Stated task ▸ Show, in full, each line of the data that contains "Body".

Working data ▸
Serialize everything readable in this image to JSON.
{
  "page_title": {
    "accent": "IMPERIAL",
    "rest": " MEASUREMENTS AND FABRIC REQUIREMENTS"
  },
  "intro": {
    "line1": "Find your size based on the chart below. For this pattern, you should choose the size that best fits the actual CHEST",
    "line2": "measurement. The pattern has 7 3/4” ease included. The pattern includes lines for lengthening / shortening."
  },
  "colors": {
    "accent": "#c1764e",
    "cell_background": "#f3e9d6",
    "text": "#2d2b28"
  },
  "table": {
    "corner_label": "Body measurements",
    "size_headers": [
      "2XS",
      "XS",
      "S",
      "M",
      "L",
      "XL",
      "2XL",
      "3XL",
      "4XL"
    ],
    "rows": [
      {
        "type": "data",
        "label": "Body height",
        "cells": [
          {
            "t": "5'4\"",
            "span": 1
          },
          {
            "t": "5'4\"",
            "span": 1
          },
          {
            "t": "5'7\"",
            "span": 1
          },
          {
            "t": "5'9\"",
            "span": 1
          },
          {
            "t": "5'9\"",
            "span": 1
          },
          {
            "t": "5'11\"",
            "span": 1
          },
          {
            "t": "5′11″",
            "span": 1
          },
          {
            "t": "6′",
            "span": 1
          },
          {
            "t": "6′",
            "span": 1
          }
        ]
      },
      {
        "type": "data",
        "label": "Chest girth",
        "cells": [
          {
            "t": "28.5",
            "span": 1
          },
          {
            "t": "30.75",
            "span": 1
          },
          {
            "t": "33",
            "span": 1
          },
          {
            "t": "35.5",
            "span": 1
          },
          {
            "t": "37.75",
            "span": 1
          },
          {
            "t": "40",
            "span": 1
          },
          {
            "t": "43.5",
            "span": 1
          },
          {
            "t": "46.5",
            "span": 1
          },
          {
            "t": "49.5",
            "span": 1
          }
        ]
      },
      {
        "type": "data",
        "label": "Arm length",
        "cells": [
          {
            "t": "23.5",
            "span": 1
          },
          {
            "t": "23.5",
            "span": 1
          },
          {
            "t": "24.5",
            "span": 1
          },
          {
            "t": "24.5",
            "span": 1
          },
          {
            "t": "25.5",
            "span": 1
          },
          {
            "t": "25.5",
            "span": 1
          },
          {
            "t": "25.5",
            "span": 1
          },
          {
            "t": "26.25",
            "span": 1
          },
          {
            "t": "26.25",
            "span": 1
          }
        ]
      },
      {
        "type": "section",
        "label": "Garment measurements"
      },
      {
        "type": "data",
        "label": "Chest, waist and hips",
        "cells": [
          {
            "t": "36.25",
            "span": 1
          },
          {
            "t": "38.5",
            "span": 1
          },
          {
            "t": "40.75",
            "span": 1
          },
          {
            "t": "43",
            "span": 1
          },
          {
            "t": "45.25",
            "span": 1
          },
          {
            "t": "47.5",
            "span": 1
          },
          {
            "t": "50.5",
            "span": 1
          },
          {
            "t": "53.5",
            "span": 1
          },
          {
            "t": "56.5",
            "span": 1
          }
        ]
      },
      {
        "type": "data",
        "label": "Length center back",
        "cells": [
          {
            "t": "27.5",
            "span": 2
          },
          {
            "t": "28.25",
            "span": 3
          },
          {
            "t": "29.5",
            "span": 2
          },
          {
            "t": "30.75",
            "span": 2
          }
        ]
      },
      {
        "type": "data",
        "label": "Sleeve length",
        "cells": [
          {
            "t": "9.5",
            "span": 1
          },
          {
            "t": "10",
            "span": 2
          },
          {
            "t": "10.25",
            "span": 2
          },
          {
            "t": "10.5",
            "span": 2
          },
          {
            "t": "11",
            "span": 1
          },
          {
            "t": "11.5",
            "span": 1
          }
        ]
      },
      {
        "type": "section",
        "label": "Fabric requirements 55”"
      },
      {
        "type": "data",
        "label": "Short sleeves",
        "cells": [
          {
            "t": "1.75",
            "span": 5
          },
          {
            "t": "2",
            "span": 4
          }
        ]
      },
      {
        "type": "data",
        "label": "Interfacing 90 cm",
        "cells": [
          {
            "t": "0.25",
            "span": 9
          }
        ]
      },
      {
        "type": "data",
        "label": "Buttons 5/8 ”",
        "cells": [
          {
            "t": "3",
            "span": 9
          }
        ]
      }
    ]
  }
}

Written response ▸
    "corner_label": "Body measurements",
        "label": "Body height",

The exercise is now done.